Recorded data
++++++++++

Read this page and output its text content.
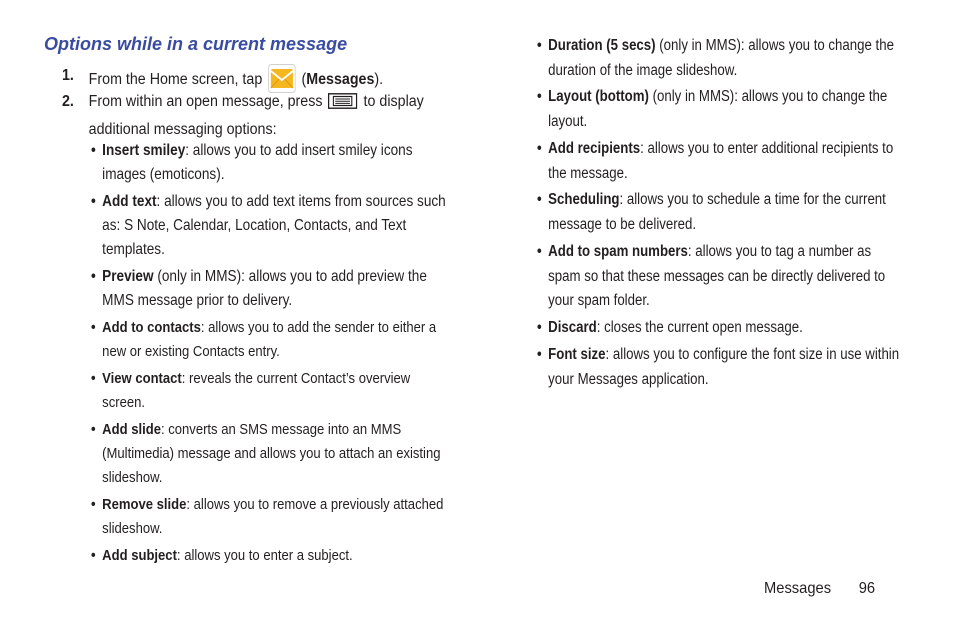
Options while in a current message
1. From the Home screen, tap	(Messages).
2. From within an open message, press	to display additional messaging options:
• Insert smiley: allows you to add insert smiley icons images (emoticons).
• Add text: allows you to add text items from sources such as: S Note, Calendar, Location, Contacts, and Text templates.
• Preview (only in MMS): allows you to add preview the MMS message prior to delivery.
• Add to contacts: allows you to add the sender to either a new or existing Contacts entry.
• View contact: reveals the current Contact’s overview screen.
• Add slide: converts an SMS message into an MMS (Multimedia) message and allows you to attach an existing slideshow.
• Remove slide: allows you to remove a previously attached slideshow.
• Add subject: allows you to enter a subject.
• Duration (5 secs) (only in MMS): allows you to change the duration of the image slideshow.
• Layout (bottom) (only in MMS): allows you to change the layout.
• Add recipients: allows you to enter additional recipients to the message.
• Scheduling: allows you to schedule a time for the current message to be delivered.
• Add to spam numbers: allows you to tag a number as spam so that these messages can be directly delivered to your spam folder.
• Discard: closes the current open message.
• Font size: allows you to configure the font size in use within your Messages application.
Messages 96
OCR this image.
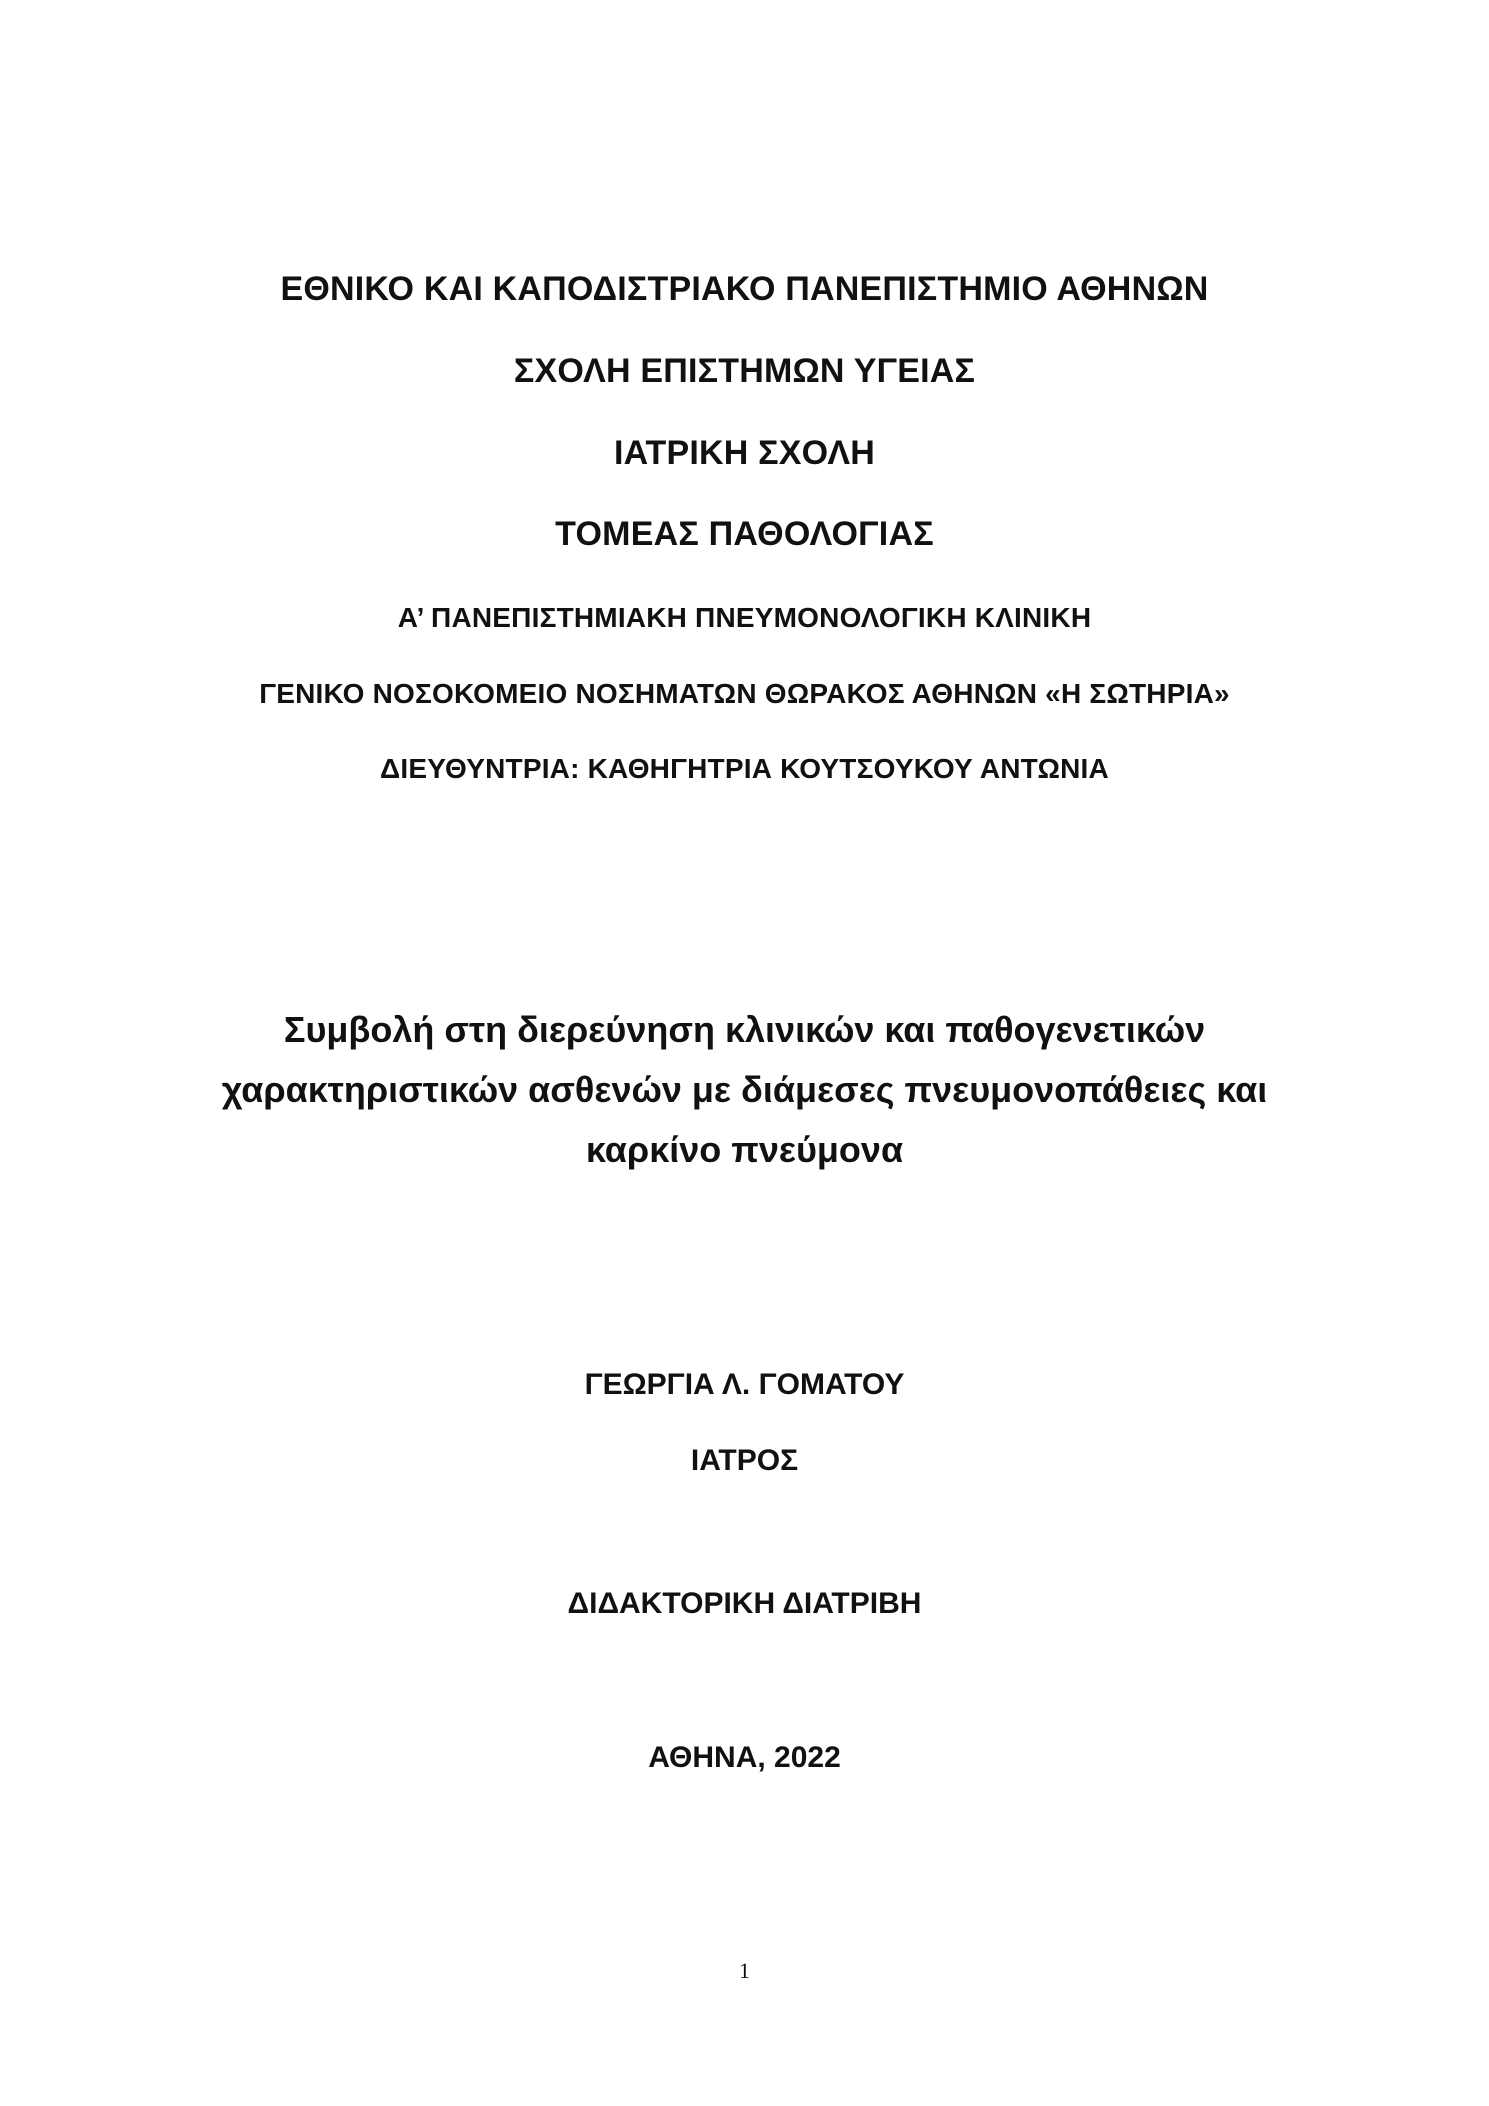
ΕΘΝΙΚΟ ΚΑΙ ΚΑΠΟΔΙΣΤΡΙΑΚΟ ΠΑΝΕΠΙΣΤΗΜΙΟ ΑΘΗΝΩΝ
ΣΧΟΛΗ ΕΠΙΣΤΗΜΩΝ ΥΓΕΙΑΣ
ΙΑΤΡΙΚΗ ΣΧΟΛΗ
ΤΟΜΕΑΣ ΠΑΘΟΛΟΓΙΑΣ
Α’ ΠΑΝΕΠΙΣΤΗΜΙΑΚΗ ΠΝΕΥΜΟΝΟΛΟΓΙΚΗ ΚΛΙΝΙΚΗ
ΓΕΝΙΚΟ ΝΟΣΟΚΟΜΕΙΟ ΝΟΣΗΜΑΤΩΝ ΘΩΡΑΚΟΣ ΑΘΗΝΩΝ «Η ΣΩΤΗΡΙΑ»
ΔΙΕΥΘΥΝΤΡΙΑ: ΚΑΘΗΓΗΤΡΙΑ ΚΟΥΤΣΟΥΚΟΥ ΑΝΤΩΝΙΑ
Συμβολή στη διερεύνηση κλινικών και παθογενετικών
χαρακτηριστικών ασθενών με διάμεσες πνευμονοπάθειες και
καρκίνο πνεύμονα
ΓΕΩΡΓΙΑ Λ. ΓΟΜΑΤΟΥ
ΙΑΤΡΟΣ
ΔΙΔΑΚΤΟΡΙΚΗ ΔΙΑΤΡΙΒΗ
ΑΘΗΝΑ, 2022
1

++++++++++

WHAT THE TASK REQUIRES ->
Output a faithful copy of the data, with each picture left out.

TASK RESULT ->
Read this page and output its text content.
Options while in a current message
1. From the Home screen, tap	(Messages).
2. From within an open message, press	to display additional messaging options:
• Insert smiley: allows you to add insert smiley icons images (emoticons).
• Add text: allows you to add text items from sources such as: S Note, Calendar, Location, Contacts, and Text templates.
• Preview (only in MMS): allows you to add preview the MMS message prior to delivery.
• Add to contacts: allows you to add the sender to either a new or existing Contacts entry.
• View contact: reveals the current Contact’s overview screen.
• Add slide: converts an SMS message into an MMS (Multimedia) message and allows you to attach an existing slideshow.
• Remove slide: allows you to remove a previously attached slideshow.
• Add subject: allows you to enter a subject.
• Duration (5 secs) (only in MMS): allows you to change the duration of the image slideshow.
• Layout (bottom) (only in MMS): allows you to change the layout.
• Add recipients: allows you to enter additional recipients to the message.
• Scheduling: allows you to schedule a time for the current message to be delivered.
• Add to spam numbers: allows you to tag a number as spam so that these messages can be directly delivered to your spam folder.
• Discard: closes the current open message.
• Font size: allows you to configure the font size in use within your Messages application.
Messages 96
OCR this image.
ΕΘΝΙΚΟ ΚΑΙ ΚΑΠΟΔΙΣΤΡΙΑΚΟ ΠΑΝΕΠΙΣΤΗΜΙΟ ΑΘΗΝΩΝ
ΣΧΟΛΗ ΕΠΙΣΤΗΜΩΝ ΥΓΕΙΑΣ
ΙΑΤΡΙΚΗ ΣΧΟΛΗ
ΤΟΜΕΑΣ ΠΑΘΟΛΟΓΙΑΣ
Α’ ΠΑΝΕΠΙΣΤΗΜΙΑΚΗ ΠΝΕΥΜΟΝΟΛΟΓΙΚΗ ΚΛΙΝΙΚΗ
ΓΕΝΙΚΟ ΝΟΣΟΚΟΜΕΙΟ ΝΟΣΗΜΑΤΩΝ ΘΩΡΑΚΟΣ ΑΘΗΝΩΝ «Η ΣΩΤΗΡΙΑ»
ΔΙΕΥΘΥΝΤΡΙΑ: ΚΑΘΗΓΗΤΡΙΑ ΚΟΥΤΣΟΥΚΟΥ ΑΝΤΩΝΙΑ
Συμβολή στη διερεύνηση κλινικών και παθογενετικών
χαρακτηριστικών ασθενών με διάμεσες πνευμονοπάθειες και
καρκίνο πνεύμονα
ΓΕΩΡΓΙΑ Λ. ΓΟΜΑΤΟΥ
ΙΑΤΡΟΣ
ΔΙΔΑΚΤΟΡΙΚΗ ΔΙΑΤΡΙΒΗ
ΑΘΗΝΑ, 2022
1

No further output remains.